(Record excerpts):

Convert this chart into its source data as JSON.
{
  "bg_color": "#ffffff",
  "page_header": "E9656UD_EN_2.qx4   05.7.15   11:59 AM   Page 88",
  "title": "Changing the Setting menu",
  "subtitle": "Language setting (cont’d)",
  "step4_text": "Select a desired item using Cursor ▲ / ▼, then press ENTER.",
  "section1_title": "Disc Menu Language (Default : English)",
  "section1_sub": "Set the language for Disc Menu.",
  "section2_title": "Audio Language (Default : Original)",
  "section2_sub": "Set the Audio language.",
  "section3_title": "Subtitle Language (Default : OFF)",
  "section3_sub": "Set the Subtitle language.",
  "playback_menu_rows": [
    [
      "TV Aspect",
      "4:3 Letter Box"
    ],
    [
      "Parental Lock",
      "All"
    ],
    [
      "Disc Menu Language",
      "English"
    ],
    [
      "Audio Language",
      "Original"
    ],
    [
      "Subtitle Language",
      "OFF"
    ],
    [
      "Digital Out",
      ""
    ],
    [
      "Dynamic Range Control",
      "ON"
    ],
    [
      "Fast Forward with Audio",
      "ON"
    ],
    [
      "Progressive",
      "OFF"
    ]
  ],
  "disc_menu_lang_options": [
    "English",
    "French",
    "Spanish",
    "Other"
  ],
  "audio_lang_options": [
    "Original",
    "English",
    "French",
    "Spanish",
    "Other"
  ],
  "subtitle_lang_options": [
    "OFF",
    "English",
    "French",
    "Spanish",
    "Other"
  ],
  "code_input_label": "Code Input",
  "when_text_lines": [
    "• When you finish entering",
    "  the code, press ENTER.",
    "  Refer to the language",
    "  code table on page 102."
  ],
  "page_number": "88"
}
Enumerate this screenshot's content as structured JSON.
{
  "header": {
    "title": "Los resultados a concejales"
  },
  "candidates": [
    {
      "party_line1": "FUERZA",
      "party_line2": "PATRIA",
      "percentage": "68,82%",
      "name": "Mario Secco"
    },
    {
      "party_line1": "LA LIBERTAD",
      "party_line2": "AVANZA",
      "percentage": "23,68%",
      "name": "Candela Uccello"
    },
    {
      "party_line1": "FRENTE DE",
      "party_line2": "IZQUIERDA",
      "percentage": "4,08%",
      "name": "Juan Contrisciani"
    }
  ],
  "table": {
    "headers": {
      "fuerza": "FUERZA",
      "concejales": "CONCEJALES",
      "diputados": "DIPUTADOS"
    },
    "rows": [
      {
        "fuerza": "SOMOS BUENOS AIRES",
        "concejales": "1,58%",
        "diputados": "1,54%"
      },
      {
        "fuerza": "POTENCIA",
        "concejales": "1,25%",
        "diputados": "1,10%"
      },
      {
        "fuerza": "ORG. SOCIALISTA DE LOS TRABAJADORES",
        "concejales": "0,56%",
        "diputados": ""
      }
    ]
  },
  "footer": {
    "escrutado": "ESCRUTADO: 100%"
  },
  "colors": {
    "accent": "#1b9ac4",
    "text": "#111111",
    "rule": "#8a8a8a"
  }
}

(Request): Reproduce all of the records exactly.

(The answer):
Convert this chart into its source data as JSON.
{
  "bg_color": "#ffffff",
  "page_header": "E9656UD_EN_2.qx4   05.7.15   11:59 AM   Page 88",
  "title": "Changing the Setting menu",
  "subtitle": "Language setting (cont’d)",
  "step4_text": "Select a desired item using Cursor ▲ / ▼, then press ENTER.",
  "section1_title": "Disc Menu Language (Default : English)",
  "section1_sub": "Set the language for Disc Menu.",
  "section2_title": "Audio Language (Default : Original)",
  "section2_sub": "Set the Audio language.",
  "section3_title": "Subtitle Language (Default : OFF)",
  "section3_sub": "Set the Subtitle language.",
  "playback_menu_rows": [
    [
      "TV Aspect",
      "4:3 Letter Box"
    ],
    [
      "Parental Lock",
      "All"
    ],
    [
      "Disc Menu Language",
      "English"
    ],
    [
      "Audio Language",
      "Original"
    ],
    [
      "Subtitle Language",
      "OFF"
    ],
    [
      "Digital Out",
      ""
    ],
    [
      "Dynamic Range Control",
      "ON"
    ],
    [
      "Fast Forward with Audio",
      "ON"
    ],
    [
      "Progressive",
      "OFF"
    ]
  ],
  "disc_menu_lang_options": [
    "English",
    "French",
    "Spanish",
    "Other"
  ],
  "audio_lang_options": [
    "Original",
    "English",
    "French",
    "Spanish",
    "Other"
  ],
  "subtitle_lang_options": [
    "OFF",
    "English",
    "French",
    "Spanish",
    "Other"
  ],
  "code_input_label": "Code Input",
  "when_text_lines": [
    "• When you finish entering",
    "  the code, press ENTER.",
    "  Refer to the language",
    "  code table on page 102."
  ],
  "page_number": "88"
}
Enumerate this screenshot's content as structured JSON.
{
  "header": {
    "title": "Los resultados a concejales"
  },
  "candidates": [
    {
      "party_line1": "FUERZA",
      "party_line2": "PATRIA",
      "percentage": "68,82%",
      "name": "Mario Secco"
    },
    {
      "party_line1": "LA LIBERTAD",
      "party_line2": "AVANZA",
      "percentage": "23,68%",
      "name": "Candela Uccello"
    },
    {
      "party_line1": "FRENTE DE",
      "party_line2": "IZQUIERDA",
      "percentage": "4,08%",
      "name": "Juan Contrisciani"
    }
  ],
  "table": {
    "headers": {
      "fuerza": "FUERZA",
      "concejales": "CONCEJALES",
      "diputados": "DIPUTADOS"
    },
    "rows": [
      {
        "fuerza": "SOMOS BUENOS AIRES",
        "concejales": "1,58%",
        "diputados": "1,54%"
      },
      {
        "fuerza": "POTENCIA",
        "concejales": "1,25%",
        "diputados": "1,10%"
      },
      {
        "fuerza": "ORG. SOCIALISTA DE LOS TRABAJADORES",
        "concejales": "0,56%",
        "diputados": ""
      }
    ]
  },
  "footer": {
    "escrutado": "ESCRUTADO: 100%"
  },
  "colors": {
    "accent": "#1b9ac4",
    "text": "#111111",
    "rule": "#8a8a8a"
  }
}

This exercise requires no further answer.